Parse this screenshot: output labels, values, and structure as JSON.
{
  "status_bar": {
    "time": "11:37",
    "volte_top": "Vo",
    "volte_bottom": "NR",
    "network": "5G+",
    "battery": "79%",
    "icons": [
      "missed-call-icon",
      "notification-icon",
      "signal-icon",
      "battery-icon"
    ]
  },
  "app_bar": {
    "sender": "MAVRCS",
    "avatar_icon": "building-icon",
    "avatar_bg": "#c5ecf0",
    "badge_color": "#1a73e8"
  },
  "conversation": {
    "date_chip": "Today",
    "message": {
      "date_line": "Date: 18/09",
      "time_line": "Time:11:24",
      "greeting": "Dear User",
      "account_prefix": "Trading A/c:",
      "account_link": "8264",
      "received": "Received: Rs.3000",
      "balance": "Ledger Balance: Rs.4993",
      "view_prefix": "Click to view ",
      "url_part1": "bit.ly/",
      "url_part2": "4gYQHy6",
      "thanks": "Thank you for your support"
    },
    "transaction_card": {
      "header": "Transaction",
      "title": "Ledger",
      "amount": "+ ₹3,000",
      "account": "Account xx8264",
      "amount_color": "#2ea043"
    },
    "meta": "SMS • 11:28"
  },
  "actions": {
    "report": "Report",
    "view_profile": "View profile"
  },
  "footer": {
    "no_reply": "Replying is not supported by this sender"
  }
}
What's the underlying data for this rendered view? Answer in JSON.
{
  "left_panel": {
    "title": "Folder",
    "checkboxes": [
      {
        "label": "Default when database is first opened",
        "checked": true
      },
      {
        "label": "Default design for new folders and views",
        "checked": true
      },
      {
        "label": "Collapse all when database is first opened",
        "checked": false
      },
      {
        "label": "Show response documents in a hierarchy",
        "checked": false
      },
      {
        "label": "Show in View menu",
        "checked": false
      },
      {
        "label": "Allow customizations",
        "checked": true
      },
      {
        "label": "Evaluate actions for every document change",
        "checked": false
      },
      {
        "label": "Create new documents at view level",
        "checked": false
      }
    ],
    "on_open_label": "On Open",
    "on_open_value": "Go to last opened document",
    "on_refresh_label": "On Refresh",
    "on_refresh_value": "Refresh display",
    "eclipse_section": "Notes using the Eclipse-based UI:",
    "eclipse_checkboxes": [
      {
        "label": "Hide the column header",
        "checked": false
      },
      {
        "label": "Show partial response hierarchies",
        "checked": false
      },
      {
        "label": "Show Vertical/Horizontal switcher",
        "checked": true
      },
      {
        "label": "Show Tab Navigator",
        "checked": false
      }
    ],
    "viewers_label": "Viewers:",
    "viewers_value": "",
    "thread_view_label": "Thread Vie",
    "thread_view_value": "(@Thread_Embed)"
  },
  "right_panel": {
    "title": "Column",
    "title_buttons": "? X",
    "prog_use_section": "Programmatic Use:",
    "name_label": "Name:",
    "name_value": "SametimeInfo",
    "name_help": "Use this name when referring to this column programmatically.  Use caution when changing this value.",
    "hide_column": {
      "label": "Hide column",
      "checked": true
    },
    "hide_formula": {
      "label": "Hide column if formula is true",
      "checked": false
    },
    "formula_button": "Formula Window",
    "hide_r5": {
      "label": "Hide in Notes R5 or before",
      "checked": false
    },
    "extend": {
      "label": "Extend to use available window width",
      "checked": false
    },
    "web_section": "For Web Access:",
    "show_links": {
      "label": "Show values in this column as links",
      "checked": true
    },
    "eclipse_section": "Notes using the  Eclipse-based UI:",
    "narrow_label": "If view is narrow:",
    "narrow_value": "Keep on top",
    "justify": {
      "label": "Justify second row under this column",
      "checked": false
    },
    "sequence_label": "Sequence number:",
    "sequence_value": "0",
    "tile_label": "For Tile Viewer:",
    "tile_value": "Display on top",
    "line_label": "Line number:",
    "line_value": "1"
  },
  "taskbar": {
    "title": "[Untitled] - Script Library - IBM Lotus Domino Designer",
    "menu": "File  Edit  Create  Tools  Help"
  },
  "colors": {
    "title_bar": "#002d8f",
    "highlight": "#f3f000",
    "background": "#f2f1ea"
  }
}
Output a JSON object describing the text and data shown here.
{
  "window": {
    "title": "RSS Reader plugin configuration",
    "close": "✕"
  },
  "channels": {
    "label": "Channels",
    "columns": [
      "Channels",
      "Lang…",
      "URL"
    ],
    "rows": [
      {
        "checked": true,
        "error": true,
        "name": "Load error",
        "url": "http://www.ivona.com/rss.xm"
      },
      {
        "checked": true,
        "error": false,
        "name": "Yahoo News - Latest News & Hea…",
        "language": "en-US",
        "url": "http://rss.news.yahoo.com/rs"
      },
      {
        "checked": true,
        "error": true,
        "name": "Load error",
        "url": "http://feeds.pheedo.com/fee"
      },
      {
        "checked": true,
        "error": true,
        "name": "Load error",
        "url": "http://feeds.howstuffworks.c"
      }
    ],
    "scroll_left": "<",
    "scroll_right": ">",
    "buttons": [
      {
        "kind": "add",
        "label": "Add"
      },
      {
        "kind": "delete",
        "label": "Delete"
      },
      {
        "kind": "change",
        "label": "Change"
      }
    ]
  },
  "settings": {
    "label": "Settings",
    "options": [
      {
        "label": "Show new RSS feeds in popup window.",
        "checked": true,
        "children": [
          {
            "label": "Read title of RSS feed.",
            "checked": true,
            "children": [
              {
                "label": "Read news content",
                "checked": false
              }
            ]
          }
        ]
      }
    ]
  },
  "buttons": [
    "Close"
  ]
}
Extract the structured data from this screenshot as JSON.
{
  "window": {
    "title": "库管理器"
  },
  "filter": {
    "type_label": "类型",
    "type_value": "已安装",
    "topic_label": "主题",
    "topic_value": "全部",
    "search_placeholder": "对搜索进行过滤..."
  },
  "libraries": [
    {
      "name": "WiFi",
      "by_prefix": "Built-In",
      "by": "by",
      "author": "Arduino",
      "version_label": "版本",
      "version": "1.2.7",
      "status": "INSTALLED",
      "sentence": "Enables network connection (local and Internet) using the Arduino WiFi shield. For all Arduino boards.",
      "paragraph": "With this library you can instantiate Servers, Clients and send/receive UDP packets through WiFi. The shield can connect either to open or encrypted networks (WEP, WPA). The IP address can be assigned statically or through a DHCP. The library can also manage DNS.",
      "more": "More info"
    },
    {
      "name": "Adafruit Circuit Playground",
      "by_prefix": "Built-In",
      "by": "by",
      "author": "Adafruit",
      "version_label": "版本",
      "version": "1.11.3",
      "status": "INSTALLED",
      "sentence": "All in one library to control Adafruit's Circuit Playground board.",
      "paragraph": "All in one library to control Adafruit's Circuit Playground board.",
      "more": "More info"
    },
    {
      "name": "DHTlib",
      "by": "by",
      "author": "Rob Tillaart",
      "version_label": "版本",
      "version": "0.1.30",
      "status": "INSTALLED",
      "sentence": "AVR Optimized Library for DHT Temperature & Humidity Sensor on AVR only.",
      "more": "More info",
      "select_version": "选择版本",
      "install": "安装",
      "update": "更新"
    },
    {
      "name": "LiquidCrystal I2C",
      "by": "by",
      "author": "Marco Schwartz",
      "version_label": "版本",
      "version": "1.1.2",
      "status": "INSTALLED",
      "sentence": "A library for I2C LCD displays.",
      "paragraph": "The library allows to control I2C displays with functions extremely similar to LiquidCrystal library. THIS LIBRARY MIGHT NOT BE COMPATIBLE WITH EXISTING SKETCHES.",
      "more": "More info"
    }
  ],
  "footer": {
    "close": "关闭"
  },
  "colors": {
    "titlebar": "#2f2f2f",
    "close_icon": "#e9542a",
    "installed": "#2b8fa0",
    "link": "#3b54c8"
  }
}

==============================

OBJECTIVE
Say how many lines include the word "Default"; reply with the number alone.

SOLUTION
2